• What the task requires: Keep only the lines that hold the string "apply", filtering out the rest of the entries below.

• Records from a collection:
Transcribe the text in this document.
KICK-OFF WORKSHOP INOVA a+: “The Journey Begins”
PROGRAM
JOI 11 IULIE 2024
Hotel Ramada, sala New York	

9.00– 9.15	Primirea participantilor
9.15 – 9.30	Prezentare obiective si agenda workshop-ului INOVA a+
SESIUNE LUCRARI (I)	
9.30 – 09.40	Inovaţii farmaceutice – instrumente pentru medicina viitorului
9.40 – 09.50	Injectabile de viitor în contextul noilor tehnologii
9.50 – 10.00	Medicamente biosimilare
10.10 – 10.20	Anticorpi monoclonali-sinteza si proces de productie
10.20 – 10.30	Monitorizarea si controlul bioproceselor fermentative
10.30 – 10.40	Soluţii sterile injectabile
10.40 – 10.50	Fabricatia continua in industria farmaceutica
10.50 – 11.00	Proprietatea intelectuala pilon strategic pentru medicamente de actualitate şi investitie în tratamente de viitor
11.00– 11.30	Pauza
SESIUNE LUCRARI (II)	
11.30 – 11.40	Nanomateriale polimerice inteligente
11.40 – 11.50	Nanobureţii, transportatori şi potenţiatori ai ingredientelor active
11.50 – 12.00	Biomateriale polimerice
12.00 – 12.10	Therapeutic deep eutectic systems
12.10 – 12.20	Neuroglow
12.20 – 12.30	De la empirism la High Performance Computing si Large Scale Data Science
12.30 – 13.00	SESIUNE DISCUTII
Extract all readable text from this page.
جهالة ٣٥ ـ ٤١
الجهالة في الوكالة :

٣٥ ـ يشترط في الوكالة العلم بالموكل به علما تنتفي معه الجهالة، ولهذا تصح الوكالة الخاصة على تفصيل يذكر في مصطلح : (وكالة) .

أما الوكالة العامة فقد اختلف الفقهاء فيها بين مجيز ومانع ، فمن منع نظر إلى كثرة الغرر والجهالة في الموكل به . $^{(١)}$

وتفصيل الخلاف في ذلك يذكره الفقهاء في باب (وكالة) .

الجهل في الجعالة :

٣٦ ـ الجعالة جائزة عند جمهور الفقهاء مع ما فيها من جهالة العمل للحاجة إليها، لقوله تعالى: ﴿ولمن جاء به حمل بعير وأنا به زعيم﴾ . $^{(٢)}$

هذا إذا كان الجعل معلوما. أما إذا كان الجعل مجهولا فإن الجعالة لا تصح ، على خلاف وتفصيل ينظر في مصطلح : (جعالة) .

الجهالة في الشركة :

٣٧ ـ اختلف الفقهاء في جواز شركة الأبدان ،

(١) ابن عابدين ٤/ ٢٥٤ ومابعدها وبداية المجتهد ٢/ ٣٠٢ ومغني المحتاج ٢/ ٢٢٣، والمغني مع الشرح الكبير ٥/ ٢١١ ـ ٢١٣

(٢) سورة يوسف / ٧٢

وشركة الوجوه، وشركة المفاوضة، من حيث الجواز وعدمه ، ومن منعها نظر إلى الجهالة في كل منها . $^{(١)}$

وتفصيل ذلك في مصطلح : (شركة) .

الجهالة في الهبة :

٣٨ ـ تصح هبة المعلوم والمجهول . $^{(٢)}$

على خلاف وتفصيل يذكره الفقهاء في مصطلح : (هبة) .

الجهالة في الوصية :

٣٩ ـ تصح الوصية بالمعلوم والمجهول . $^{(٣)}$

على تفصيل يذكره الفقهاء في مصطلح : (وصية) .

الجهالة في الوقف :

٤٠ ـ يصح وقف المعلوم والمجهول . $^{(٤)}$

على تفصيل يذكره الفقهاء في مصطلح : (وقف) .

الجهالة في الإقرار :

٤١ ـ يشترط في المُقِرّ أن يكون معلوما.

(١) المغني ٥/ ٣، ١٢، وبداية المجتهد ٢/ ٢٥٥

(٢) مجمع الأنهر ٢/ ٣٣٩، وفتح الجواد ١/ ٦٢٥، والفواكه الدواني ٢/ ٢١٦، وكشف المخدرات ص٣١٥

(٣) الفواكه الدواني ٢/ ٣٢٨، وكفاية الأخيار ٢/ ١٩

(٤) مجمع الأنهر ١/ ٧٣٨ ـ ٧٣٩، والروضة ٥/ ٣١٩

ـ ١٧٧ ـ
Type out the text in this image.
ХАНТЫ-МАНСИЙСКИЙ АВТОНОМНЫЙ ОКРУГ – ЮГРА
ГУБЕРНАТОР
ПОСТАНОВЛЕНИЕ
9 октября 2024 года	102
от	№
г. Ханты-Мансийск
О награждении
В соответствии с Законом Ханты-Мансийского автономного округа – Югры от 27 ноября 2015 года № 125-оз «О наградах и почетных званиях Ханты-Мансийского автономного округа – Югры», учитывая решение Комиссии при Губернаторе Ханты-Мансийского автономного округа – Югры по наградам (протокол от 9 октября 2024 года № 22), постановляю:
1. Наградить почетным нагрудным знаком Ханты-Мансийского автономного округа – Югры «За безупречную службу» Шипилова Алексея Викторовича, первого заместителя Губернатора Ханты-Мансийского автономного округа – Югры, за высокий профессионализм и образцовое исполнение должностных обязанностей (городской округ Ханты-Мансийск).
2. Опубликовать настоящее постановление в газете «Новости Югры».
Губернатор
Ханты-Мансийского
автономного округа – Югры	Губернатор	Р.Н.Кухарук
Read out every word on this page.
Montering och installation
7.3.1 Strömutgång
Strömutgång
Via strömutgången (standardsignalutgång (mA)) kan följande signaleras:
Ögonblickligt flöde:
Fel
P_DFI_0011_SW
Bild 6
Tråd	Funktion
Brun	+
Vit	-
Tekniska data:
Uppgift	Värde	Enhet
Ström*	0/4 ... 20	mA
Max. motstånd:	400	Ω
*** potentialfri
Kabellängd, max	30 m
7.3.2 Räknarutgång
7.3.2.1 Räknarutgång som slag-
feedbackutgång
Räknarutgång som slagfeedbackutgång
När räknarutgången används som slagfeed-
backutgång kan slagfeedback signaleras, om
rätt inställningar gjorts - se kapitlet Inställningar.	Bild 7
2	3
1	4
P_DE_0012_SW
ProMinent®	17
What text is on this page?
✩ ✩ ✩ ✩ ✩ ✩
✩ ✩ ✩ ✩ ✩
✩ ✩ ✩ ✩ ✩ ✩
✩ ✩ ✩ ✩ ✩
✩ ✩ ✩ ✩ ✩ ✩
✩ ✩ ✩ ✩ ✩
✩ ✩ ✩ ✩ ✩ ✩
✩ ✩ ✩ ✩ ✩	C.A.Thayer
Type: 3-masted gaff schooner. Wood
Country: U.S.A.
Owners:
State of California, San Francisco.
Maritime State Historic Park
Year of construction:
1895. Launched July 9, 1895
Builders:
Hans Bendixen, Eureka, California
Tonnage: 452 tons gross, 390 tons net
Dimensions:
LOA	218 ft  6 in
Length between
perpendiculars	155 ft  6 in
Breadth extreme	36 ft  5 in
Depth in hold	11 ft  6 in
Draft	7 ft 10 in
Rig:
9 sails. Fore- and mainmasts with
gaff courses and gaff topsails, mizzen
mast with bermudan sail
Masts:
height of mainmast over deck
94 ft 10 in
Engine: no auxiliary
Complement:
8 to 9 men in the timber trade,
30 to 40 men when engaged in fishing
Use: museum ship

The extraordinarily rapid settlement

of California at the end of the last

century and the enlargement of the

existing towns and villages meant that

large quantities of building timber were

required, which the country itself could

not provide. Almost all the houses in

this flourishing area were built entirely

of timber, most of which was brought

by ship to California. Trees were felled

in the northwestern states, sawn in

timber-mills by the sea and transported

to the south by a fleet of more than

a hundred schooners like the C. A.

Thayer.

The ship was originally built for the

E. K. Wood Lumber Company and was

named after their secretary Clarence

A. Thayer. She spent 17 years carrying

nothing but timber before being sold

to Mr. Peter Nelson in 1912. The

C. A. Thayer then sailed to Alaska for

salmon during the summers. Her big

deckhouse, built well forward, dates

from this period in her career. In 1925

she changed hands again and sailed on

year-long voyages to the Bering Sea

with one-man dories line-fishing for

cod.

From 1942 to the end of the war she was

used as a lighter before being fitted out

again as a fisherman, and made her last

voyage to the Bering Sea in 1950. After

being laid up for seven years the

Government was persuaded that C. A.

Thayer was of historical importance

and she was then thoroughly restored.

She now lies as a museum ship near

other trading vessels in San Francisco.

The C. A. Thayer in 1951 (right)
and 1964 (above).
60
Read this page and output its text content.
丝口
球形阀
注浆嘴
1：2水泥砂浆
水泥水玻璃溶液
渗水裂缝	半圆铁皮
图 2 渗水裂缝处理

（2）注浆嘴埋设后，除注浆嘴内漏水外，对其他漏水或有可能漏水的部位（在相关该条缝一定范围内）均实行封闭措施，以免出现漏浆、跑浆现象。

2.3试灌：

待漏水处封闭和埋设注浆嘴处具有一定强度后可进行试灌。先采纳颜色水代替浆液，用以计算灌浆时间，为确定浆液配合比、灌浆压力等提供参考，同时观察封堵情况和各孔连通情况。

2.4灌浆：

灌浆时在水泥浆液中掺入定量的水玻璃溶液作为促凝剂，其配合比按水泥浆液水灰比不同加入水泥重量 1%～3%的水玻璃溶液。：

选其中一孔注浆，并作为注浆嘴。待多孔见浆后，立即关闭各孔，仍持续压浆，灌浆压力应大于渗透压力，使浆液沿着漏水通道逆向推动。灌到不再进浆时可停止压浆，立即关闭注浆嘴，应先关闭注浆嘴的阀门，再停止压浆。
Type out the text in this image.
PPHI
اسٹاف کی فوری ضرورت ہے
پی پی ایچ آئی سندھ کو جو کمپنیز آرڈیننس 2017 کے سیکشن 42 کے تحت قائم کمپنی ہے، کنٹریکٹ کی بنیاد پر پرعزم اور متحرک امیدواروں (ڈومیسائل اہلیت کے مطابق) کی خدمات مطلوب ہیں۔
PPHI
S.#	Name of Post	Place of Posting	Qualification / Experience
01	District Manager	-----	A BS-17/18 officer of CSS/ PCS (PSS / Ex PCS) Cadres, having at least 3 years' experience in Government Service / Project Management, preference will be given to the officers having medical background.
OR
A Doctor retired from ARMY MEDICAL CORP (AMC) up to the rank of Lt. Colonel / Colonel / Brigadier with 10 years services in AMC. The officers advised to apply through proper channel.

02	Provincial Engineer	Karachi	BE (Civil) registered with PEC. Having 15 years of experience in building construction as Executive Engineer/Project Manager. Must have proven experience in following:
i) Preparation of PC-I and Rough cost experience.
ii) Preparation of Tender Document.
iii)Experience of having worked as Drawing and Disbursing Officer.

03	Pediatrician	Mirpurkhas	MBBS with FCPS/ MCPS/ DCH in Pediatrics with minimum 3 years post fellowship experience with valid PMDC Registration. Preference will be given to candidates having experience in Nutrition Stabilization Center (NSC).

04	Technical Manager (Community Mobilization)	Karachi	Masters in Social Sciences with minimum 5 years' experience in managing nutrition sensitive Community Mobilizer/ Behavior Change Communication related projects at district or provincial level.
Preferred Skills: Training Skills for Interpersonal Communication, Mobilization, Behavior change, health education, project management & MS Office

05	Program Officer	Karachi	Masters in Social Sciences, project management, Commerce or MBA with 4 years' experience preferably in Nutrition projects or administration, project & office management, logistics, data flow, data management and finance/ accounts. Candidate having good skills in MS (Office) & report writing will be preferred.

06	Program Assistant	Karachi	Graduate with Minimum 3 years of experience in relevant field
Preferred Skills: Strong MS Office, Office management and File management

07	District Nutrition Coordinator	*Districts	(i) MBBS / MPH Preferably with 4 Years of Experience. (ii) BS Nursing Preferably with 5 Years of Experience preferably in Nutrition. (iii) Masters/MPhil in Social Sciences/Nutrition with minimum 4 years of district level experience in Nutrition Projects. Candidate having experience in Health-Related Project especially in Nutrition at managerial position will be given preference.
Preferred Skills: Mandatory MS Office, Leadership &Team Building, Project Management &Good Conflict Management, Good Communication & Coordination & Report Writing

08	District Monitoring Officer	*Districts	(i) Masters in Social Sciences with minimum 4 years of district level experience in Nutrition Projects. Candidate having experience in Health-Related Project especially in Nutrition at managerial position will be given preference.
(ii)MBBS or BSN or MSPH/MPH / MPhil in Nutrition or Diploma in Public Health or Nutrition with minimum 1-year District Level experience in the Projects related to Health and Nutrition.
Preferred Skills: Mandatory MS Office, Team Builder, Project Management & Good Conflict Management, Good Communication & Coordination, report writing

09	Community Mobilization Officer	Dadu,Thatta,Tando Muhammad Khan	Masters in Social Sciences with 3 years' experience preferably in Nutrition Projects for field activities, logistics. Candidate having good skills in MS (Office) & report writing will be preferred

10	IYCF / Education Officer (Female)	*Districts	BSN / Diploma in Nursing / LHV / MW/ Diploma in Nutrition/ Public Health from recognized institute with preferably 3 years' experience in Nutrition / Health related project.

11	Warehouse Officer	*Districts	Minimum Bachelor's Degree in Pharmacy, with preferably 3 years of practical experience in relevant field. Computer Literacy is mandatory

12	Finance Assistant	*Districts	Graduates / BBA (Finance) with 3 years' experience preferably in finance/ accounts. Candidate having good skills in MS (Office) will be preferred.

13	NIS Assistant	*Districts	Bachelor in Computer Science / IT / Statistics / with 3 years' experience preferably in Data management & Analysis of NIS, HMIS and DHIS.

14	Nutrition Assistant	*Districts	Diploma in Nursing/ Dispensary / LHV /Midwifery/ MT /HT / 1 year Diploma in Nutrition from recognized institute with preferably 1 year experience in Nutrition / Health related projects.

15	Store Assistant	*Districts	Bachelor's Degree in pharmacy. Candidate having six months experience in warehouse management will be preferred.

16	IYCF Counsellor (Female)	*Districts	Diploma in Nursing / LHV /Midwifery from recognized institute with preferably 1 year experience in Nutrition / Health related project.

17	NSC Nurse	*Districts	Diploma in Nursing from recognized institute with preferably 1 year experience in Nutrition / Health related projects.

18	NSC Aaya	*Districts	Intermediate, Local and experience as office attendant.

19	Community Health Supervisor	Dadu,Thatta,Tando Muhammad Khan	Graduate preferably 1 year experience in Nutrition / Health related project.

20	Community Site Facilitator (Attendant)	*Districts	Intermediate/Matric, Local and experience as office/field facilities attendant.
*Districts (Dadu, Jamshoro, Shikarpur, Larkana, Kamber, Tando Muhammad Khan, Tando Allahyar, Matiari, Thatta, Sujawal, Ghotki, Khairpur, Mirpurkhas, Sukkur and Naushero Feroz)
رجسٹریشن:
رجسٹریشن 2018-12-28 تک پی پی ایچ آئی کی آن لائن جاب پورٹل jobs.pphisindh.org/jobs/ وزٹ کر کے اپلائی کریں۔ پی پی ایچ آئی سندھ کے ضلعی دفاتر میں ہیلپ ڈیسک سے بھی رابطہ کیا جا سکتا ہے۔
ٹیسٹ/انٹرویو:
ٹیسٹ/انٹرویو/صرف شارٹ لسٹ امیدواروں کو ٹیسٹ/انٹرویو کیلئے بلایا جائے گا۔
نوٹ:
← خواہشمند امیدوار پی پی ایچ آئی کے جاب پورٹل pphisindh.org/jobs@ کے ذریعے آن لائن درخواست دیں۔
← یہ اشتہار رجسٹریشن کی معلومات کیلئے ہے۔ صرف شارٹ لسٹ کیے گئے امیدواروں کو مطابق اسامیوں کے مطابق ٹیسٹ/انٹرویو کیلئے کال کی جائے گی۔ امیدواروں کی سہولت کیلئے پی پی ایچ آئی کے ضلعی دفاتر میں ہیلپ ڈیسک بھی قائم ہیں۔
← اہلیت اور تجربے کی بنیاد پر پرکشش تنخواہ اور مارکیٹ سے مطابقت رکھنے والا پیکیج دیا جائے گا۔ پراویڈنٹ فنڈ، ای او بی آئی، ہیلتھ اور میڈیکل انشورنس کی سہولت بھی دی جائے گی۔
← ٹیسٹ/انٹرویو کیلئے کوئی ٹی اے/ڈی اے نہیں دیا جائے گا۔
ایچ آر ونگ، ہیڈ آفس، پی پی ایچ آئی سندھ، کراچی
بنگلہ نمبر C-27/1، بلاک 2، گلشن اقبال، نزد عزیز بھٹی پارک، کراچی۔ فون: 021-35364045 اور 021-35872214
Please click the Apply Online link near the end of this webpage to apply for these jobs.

• Solution:
A Doctor retired from ARMY MEDICAL CORP (AMC) up to the rank of Lt. Colonel / Colonel / Brigadier with 10 years services in AMC. The officers advised to apply through proper channel.
Please click the Apply Online link near the end of this webpage to apply for these jobs.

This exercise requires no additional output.